RECORDS SHOWN ▸
** start **

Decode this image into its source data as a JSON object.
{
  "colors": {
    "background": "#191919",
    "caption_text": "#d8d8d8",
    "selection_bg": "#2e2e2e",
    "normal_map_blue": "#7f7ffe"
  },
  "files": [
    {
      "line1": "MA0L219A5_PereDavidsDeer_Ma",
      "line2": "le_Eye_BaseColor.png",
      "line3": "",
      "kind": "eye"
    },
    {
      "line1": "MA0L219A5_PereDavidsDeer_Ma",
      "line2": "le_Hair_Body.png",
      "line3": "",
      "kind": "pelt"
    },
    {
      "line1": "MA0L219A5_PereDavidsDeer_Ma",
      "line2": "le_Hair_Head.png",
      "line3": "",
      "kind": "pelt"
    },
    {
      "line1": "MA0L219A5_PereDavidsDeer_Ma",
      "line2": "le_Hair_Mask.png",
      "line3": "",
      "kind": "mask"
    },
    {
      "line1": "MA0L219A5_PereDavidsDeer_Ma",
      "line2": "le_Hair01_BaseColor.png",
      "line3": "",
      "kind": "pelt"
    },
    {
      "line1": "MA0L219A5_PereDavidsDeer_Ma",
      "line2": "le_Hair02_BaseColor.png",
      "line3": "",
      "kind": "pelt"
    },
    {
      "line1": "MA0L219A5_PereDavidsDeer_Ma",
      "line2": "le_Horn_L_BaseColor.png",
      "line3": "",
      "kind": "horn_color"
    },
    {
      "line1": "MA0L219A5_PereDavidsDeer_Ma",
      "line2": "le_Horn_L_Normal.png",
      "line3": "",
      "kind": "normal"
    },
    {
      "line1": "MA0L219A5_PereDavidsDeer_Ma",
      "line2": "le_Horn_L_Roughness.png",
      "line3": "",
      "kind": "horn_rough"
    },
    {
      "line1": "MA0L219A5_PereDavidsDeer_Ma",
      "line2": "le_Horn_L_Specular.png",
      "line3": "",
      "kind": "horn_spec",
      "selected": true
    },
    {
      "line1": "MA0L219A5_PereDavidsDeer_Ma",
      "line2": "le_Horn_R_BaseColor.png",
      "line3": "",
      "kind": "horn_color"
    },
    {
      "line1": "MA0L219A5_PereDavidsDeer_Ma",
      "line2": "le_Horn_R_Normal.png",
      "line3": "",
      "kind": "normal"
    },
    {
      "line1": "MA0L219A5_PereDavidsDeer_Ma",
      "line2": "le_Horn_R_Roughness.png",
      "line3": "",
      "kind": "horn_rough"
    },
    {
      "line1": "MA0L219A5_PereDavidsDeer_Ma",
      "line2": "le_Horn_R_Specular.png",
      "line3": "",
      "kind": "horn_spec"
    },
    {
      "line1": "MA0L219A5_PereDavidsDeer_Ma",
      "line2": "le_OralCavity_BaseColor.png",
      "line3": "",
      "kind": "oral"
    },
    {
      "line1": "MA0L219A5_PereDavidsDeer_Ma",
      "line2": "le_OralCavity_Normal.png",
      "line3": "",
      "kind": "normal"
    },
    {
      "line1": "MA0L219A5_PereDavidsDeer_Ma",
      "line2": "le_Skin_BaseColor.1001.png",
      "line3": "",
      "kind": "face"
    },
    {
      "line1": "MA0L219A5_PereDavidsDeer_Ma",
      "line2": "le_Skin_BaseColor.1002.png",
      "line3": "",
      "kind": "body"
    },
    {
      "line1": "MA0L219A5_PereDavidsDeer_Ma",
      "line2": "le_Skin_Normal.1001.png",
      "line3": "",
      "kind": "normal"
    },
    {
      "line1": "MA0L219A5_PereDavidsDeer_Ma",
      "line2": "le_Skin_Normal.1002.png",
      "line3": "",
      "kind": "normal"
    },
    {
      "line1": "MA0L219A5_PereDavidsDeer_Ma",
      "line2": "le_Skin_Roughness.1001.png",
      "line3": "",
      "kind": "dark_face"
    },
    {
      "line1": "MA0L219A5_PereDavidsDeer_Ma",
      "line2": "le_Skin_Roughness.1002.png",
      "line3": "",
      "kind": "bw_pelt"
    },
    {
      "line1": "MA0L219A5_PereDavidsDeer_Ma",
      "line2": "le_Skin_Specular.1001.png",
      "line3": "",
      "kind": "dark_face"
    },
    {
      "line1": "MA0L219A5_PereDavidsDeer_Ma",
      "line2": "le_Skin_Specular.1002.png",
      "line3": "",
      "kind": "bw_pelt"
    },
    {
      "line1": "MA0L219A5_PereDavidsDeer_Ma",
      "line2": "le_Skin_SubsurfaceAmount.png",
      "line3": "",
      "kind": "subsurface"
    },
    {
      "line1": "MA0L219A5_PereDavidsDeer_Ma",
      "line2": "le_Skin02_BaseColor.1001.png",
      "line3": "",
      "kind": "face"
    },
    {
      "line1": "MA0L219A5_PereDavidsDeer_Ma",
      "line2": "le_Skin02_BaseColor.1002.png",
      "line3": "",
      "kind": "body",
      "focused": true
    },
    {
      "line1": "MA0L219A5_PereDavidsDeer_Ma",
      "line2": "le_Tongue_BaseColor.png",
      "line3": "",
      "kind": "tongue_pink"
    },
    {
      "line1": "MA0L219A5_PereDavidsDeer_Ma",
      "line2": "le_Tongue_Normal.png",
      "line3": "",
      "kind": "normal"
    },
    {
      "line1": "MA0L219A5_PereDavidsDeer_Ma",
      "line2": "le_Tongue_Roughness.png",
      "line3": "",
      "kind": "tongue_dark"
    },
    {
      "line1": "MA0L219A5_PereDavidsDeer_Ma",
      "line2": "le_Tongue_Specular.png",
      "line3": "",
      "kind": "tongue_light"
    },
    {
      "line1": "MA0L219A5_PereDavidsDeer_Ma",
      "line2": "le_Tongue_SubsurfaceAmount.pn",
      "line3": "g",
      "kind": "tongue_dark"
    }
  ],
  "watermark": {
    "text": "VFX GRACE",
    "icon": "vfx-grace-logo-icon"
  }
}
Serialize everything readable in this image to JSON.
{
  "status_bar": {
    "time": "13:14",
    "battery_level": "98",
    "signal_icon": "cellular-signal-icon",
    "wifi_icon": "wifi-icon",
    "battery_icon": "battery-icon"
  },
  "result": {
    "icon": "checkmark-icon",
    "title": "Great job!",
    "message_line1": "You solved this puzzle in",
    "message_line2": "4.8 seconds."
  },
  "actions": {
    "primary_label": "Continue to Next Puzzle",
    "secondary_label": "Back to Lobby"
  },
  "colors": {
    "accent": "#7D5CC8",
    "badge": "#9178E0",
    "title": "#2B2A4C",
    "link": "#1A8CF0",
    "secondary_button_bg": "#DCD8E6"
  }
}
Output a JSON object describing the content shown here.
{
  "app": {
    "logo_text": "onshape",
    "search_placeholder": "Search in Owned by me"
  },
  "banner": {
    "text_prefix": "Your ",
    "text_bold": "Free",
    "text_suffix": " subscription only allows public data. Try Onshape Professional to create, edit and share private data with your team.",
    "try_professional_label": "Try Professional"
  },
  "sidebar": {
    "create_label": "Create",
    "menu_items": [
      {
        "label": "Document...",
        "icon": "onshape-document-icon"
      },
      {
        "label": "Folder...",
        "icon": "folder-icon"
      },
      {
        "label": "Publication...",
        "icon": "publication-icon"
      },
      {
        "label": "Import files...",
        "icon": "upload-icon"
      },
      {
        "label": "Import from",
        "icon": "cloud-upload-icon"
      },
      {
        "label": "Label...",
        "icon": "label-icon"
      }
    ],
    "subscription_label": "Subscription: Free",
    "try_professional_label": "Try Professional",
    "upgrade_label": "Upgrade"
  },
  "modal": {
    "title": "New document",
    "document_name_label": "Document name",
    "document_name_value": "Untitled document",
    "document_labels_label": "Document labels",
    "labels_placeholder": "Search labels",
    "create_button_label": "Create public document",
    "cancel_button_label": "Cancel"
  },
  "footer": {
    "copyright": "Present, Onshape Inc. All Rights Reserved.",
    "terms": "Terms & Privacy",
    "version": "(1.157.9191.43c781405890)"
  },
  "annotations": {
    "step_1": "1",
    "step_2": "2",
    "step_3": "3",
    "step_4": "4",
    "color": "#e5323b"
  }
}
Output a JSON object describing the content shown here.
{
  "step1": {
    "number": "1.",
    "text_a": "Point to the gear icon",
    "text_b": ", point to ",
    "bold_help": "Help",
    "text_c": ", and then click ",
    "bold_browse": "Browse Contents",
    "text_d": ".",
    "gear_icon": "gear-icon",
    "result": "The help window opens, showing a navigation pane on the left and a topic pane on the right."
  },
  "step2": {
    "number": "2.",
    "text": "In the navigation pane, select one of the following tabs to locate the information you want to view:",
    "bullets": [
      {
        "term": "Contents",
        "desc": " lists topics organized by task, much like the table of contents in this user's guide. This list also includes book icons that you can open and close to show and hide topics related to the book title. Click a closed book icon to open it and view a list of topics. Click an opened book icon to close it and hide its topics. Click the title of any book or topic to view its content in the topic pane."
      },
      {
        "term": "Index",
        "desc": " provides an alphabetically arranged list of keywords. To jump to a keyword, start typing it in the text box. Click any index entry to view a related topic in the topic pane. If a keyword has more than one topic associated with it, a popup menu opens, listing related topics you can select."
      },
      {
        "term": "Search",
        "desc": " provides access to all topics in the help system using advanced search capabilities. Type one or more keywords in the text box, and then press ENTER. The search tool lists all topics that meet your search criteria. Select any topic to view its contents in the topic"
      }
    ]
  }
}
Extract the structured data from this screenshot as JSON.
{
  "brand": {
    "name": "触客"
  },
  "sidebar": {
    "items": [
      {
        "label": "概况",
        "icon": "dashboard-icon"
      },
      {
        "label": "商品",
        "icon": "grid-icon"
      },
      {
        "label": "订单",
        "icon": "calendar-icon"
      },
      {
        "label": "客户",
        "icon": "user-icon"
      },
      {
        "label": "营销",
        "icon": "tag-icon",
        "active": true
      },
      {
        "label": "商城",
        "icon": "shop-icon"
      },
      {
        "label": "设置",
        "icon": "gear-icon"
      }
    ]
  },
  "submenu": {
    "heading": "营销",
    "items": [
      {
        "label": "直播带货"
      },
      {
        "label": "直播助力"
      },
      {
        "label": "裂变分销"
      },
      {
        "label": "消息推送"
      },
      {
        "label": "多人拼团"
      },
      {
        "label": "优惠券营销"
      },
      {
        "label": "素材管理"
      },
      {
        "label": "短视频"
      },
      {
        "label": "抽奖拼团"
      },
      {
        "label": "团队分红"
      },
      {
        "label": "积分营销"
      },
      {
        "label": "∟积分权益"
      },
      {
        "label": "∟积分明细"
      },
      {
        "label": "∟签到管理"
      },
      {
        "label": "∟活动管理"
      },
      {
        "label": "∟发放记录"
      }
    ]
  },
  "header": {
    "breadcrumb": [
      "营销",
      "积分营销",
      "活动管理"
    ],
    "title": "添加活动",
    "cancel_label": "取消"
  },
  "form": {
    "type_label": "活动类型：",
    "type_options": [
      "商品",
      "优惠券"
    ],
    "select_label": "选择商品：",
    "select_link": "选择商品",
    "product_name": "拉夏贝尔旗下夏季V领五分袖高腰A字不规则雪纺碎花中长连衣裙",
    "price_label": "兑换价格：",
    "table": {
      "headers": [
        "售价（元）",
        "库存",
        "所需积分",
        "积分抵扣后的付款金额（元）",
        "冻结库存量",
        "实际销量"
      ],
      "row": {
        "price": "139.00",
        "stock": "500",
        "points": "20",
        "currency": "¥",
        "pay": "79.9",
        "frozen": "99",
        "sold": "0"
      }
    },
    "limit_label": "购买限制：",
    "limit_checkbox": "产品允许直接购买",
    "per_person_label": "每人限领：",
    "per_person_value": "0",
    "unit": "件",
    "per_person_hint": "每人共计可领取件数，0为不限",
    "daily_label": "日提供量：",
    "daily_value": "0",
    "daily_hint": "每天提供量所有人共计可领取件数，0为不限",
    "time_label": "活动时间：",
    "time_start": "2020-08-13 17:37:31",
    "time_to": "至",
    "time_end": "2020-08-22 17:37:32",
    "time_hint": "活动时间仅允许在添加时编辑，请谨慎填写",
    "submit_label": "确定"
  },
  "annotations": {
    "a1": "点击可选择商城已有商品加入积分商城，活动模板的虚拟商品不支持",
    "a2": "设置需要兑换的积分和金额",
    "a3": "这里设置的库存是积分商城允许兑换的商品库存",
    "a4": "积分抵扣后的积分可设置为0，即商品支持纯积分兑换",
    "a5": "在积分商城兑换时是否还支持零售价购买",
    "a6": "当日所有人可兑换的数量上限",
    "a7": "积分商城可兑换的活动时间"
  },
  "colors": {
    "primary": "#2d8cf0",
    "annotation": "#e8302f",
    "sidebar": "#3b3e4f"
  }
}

** end **

WORK TO BE COMPLETED ▸ Lines containing "data" are to be counted. State the total and add nothing.

RESPONSE TO THIS TASK ▸ 3